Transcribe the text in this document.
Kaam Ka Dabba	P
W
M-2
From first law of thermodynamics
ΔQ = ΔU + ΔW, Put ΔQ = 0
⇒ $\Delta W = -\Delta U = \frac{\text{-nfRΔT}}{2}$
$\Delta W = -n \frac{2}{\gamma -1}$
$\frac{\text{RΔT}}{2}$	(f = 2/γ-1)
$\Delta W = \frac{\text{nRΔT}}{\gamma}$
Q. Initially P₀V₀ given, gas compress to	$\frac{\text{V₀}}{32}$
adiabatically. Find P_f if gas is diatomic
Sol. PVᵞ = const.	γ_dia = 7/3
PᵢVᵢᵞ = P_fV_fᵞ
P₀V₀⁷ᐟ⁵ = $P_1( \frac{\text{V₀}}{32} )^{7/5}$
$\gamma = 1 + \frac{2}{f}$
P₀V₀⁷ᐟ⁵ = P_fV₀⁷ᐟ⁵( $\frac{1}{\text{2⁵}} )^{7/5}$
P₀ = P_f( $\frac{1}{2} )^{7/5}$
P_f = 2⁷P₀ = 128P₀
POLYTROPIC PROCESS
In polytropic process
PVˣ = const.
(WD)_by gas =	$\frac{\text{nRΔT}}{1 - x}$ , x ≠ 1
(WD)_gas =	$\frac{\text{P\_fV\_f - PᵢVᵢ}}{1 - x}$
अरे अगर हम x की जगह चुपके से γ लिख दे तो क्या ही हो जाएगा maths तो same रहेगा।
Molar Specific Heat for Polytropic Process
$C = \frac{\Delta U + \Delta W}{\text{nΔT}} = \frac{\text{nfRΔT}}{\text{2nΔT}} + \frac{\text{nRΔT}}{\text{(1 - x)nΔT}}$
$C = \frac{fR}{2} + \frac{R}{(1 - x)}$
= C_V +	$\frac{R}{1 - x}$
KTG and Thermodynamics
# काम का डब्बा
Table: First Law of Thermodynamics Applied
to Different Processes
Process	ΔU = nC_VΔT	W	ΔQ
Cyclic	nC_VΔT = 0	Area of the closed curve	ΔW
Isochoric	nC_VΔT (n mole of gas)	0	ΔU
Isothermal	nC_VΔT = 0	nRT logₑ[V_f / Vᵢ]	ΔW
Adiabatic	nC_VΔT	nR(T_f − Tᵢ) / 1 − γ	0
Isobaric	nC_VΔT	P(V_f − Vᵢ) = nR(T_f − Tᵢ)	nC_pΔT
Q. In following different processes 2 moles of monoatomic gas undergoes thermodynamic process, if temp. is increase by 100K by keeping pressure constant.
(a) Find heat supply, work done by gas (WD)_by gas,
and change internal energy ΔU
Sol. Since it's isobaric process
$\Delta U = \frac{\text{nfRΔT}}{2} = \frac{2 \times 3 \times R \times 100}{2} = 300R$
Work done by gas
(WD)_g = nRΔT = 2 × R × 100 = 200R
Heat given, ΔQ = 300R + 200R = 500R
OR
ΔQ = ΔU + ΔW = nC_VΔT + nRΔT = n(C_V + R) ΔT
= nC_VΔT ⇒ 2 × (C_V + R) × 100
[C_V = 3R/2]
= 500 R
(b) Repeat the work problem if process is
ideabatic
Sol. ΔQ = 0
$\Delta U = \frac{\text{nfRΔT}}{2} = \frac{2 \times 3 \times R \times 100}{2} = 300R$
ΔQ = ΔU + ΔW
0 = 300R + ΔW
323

● THE EXERCISE
Reproduce the data in its entirety, matching each character.

● SOLVED PROBLEM
Transcribe the text in this document.
Kaam Ka Dabba	P
W
M-2
From first law of thermodynamics
ΔQ = ΔU + ΔW, Put ΔQ = 0
⇒ $\Delta W = -\Delta U = \frac{\text{-nfRΔT}}{2}$
$\Delta W = -n \frac{2}{\gamma -1}$
$\frac{\text{RΔT}}{2}$	(f = 2/γ-1)
$\Delta W = \frac{\text{nRΔT}}{\gamma}$
Q. Initially P₀V₀ given, gas compress to	$\frac{\text{V₀}}{32}$
adiabatically. Find P_f if gas is diatomic
Sol. PVᵞ = const.	γ_dia = 7/3
PᵢVᵢᵞ = P_fV_fᵞ
P₀V₀⁷ᐟ⁵ = $P_1( \frac{\text{V₀}}{32} )^{7/5}$
$\gamma = 1 + \frac{2}{f}$
P₀V₀⁷ᐟ⁵ = P_fV₀⁷ᐟ⁵( $\frac{1}{\text{2⁵}} )^{7/5}$
P₀ = P_f( $\frac{1}{2} )^{7/5}$
P_f = 2⁷P₀ = 128P₀
POLYTROPIC PROCESS
In polytropic process
PVˣ = const.
(WD)_by gas =	$\frac{\text{nRΔT}}{1 - x}$ , x ≠ 1
(WD)_gas =	$\frac{\text{P\_fV\_f - PᵢVᵢ}}{1 - x}$
अरे अगर हम x की जगह चुपके से γ लिख दे तो क्या ही हो जाएगा maths तो same रहेगा।
Molar Specific Heat for Polytropic Process
$C = \frac{\Delta U + \Delta W}{\text{nΔT}} = \frac{\text{nfRΔT}}{\text{2nΔT}} + \frac{\text{nRΔT}}{\text{(1 - x)nΔT}}$
$C = \frac{fR}{2} + \frac{R}{(1 - x)}$
= C_V +	$\frac{R}{1 - x}$
KTG and Thermodynamics
# काम का डब्बा
Table: First Law of Thermodynamics Applied
to Different Processes
Process	ΔU = nC_VΔT	W	ΔQ
Cyclic	nC_VΔT = 0	Area of the closed curve	ΔW
Isochoric	nC_VΔT (n mole of gas)	0	ΔU
Isothermal	nC_VΔT = 0	nRT logₑ[V_f / Vᵢ]	ΔW
Adiabatic	nC_VΔT	nR(T_f − Tᵢ) / 1 − γ	0
Isobaric	nC_VΔT	P(V_f − Vᵢ) = nR(T_f − Tᵢ)	nC_pΔT
Q. In following different processes 2 moles of monoatomic gas undergoes thermodynamic process, if temp. is increase by 100K by keeping pressure constant.
(a) Find heat supply, work done by gas (WD)_by gas,
and change internal energy ΔU
Sol. Since it's isobaric process
$\Delta U = \frac{\text{nfRΔT}}{2} = \frac{2 \times 3 \times R \times 100}{2} = 300R$
Work done by gas
(WD)_g = nRΔT = 2 × R × 100 = 200R
Heat given, ΔQ = 300R + 200R = 500R
OR
ΔQ = ΔU + ΔW = nC_VΔT + nRΔT = n(C_V + R) ΔT
= nC_VΔT ⇒ 2 × (C_V + R) × 100
[C_V = 3R/2]
= 500 R
(b) Repeat the work problem if process is
ideabatic
Sol. ΔQ = 0
$\Delta U = \frac{\text{nfRΔT}}{2} = \frac{2 \times 3 \times R \times 100}{2} = 300R$
ΔQ = ΔU + ΔW
0 = 300R + ΔW
323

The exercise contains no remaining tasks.